## begin

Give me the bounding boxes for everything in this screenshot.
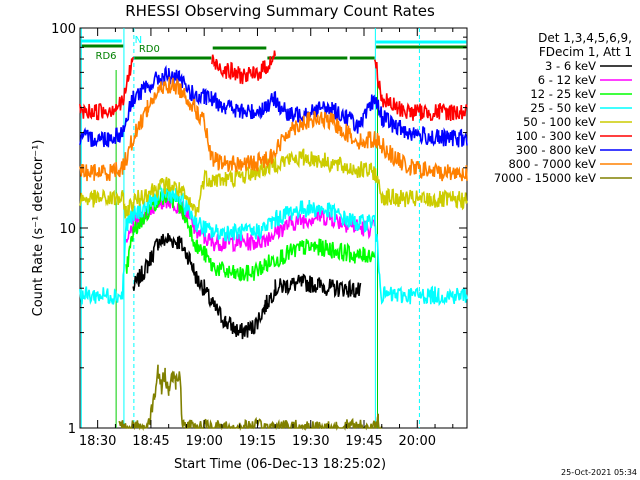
legend-header-line-2: FDecim 1, Att 1 xyxy=(539,45,632,59)
legend-label-6: 300 - 800 keV xyxy=(516,143,596,157)
y-tick-label: 10 xyxy=(59,222,76,237)
y-tick-label: 100 xyxy=(51,22,76,37)
legend-label-7: 800 - 7000 keV xyxy=(508,157,596,171)
legend-label-8: 7000 - 15000 keV xyxy=(494,171,596,185)
x-tick-label: 19:45 xyxy=(345,434,382,449)
x-axis-ticks: 18:30 18:45 19:00 19:15 19:30 19:45 20:00 xyxy=(79,28,454,449)
series-5-line xyxy=(79,50,468,122)
legend-header-line-1: Det 1,3,4,5,6,9, xyxy=(538,31,632,45)
generated-timestamp: 25-Oct-2021 05:34 xyxy=(561,468,637,477)
y-axis-ticks: 1 10 100 xyxy=(51,22,467,437)
series-8-line xyxy=(118,364,383,432)
legend-label-2: 12 - 25 keV xyxy=(530,87,596,101)
series-2-line xyxy=(125,186,376,282)
legend: Det 1,3,4,5,6,9, FDecim 1, Att 1 3 - 6 k… xyxy=(494,31,632,185)
chart-title: RHESSI Observing Summary Count Rates xyxy=(125,2,435,20)
legend-label-0: 3 - 6 keV xyxy=(545,59,596,73)
legend-label-3: 25 - 50 keV xyxy=(530,101,596,115)
y-axis-label: Count Rate (s⁻¹ detector⁻¹) xyxy=(31,140,46,317)
series-layer xyxy=(79,50,468,432)
observing-intervals xyxy=(80,39,467,60)
x-tick-label: 18:30 xyxy=(79,434,116,449)
series-6-line xyxy=(79,64,468,148)
x-axis-label: Start Time (06-Dec-13 18:25:02) xyxy=(174,457,386,472)
legend-label-1: 6 - 12 keV xyxy=(538,73,596,87)
x-tick-label: 20:00 xyxy=(399,434,436,449)
annotation-n: N xyxy=(135,35,142,46)
annotation-rd0: RD0 xyxy=(139,44,160,55)
legend-label-4: 50 - 100 keV xyxy=(523,115,596,129)
series-7-line xyxy=(79,76,468,182)
series-0-line xyxy=(132,233,362,340)
x-tick-label: 19:00 xyxy=(185,434,222,449)
annotation-rd6: RD6 xyxy=(96,51,117,62)
x-tick-label: 19:30 xyxy=(292,434,329,449)
legend-label-5: 100 - 300 keV xyxy=(516,129,596,143)
series-1-line xyxy=(125,192,376,253)
series-4-line xyxy=(79,148,468,219)
x-tick-label: 19:15 xyxy=(239,434,276,449)
x-tick-label: 18:45 xyxy=(132,434,169,449)
y-tick-label: 1 xyxy=(68,422,76,437)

## end

# [Exercise task]
Please reproduce the data above verbatim, line for line, omitting the picture.

# [Complete answer]
Give me the bounding boxes for everything in this screenshot.
legend-header-line-2: FDecim 1, Att 1 xyxy=(539,45,632,59)
legend-label-6: 300 - 800 keV xyxy=(516,143,596,157)
y-tick-label: 10 xyxy=(59,222,76,237)
y-tick-label: 100 xyxy=(51,22,76,37)
legend-label-7: 800 - 7000 keV xyxy=(508,157,596,171)
legend-label-8: 7000 - 15000 keV xyxy=(494,171,596,185)
x-tick-label: 19:45 xyxy=(345,434,382,449)
x-axis-ticks: 18:30 18:45 19:00 19:15 19:30 19:45 20:00 xyxy=(79,28,454,449)
series-5-line xyxy=(79,50,468,122)
legend-header-line-1: Det 1,3,4,5,6,9, xyxy=(538,31,632,45)
generated-timestamp: 25-Oct-2021 05:34 xyxy=(561,468,637,477)
y-axis-ticks: 1 10 100 xyxy=(51,22,467,437)
series-8-line xyxy=(118,364,383,432)
legend-label-2: 12 - 25 keV xyxy=(530,87,596,101)
series-2-line xyxy=(125,186,376,282)
legend: Det 1,3,4,5,6,9, FDecim 1, Att 1 3 - 6 k… xyxy=(494,31,632,185)
chart-title: RHESSI Observing Summary Count Rates xyxy=(125,2,435,20)
legend-label-0: 3 - 6 keV xyxy=(545,59,596,73)
legend-label-3: 25 - 50 keV xyxy=(530,101,596,115)
y-axis-label: Count Rate (s⁻¹ detector⁻¹) xyxy=(31,140,46,317)
series-layer xyxy=(79,50,468,432)
observing-intervals xyxy=(80,39,467,60)
x-tick-label: 18:30 xyxy=(79,434,116,449)
series-6-line xyxy=(79,64,468,148)
x-axis-label: Start Time (06-Dec-13 18:25:02) xyxy=(174,457,386,472)
legend-label-1: 6 - 12 keV xyxy=(538,73,596,87)
x-tick-label: 20:00 xyxy=(399,434,436,449)
annotation-n: N xyxy=(135,35,142,46)
annotation-rd0: RD0 xyxy=(139,44,160,55)
legend-label-4: 50 - 100 keV xyxy=(523,115,596,129)
series-7-line xyxy=(79,76,468,182)
series-0-line xyxy=(132,233,362,340)
x-tick-label: 19:00 xyxy=(185,434,222,449)
annotation-rd6: RD6 xyxy=(96,51,117,62)
x-tick-label: 19:30 xyxy=(292,434,329,449)
legend-label-5: 100 - 300 keV xyxy=(516,129,596,143)
series-1-line xyxy=(125,192,376,253)
series-4-line xyxy=(79,148,468,219)
x-tick-label: 19:15 xyxy=(239,434,276,449)
x-tick-label: 18:45 xyxy=(132,434,169,449)
y-tick-label: 1 xyxy=(68,422,76,437)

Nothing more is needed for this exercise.